**Dataset records on visual material**
* * * *

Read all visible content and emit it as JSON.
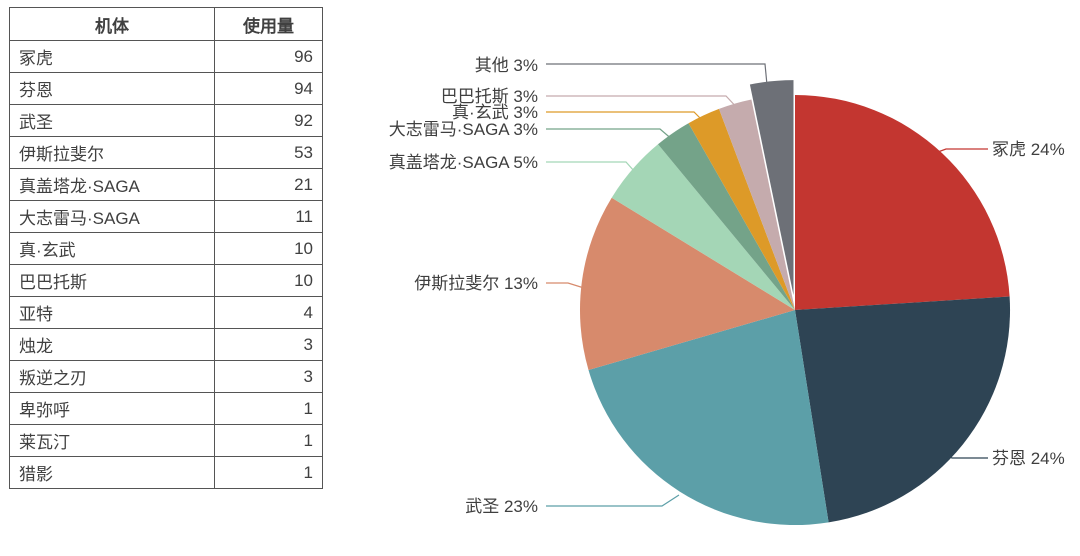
{
  "table": {
    "columns": [
      "机体",
      "使用量"
    ],
    "rows": [
      [
        "冢虎",
        96
      ],
      [
        "芬恩",
        94
      ],
      [
        "武圣",
        92
      ],
      [
        "伊斯拉斐尔",
        53
      ],
      [
        "真盖塔龙·SAGA",
        21
      ],
      [
        "大志雷马·SAGA",
        11
      ],
      [
        "真·玄武",
        10
      ],
      [
        "巴巴托斯",
        10
      ],
      [
        "亚特",
        4
      ],
      [
        "烛龙",
        3
      ],
      [
        "叛逆之刃",
        3
      ],
      [
        "卑弥呼",
        1
      ],
      [
        "莱瓦汀",
        1
      ],
      [
        "猎影",
        1
      ]
    ]
  },
  "chart_data": {
    "type": "pie",
    "title": "",
    "direction": "clockwise",
    "start_angle_deg": 0,
    "total": 400,
    "label_format": "{name} {pct}%",
    "text_color": "#3F3F3F",
    "slices": [
      {
        "name": "冢虎",
        "value": 96,
        "pct": 24,
        "color": "#C33630",
        "exploded": false
      },
      {
        "name": "芬恩",
        "value": 94,
        "pct": 24,
        "color": "#2E4454",
        "exploded": false
      },
      {
        "name": "武圣",
        "value": 92,
        "pct": 23,
        "color": "#5C9FA8",
        "exploded": false
      },
      {
        "name": "伊斯拉斐尔",
        "value": 53,
        "pct": 13,
        "color": "#D78A6C",
        "exploded": false
      },
      {
        "name": "真盖塔龙·SAGA",
        "value": 21,
        "pct": 5,
        "color": "#A4D6B6",
        "exploded": false
      },
      {
        "name": "大志雷马·SAGA",
        "value": 11,
        "pct": 3,
        "color": "#74A389",
        "exploded": false
      },
      {
        "name": "真·玄武",
        "value": 10,
        "pct": 3,
        "color": "#DD9A28",
        "exploded": false
      },
      {
        "name": "巴巴托斯",
        "value": 10,
        "pct": 3,
        "color": "#C5ABAD",
        "exploded": false
      },
      {
        "name": "其他",
        "value": 13,
        "pct": 3,
        "color": "#6D7077",
        "exploded": true
      }
    ]
  }
}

* * * *

**STATED EXERCISE**
Where a line in the entries holds the word "SAGA", copy that line.

**OUTPUT BELOW**
        "真盖塔龙·SAGA",
        "大志雷马·SAGA",
        "name": "真盖塔龙·SAGA",
        "name": "大志雷马·SAGA",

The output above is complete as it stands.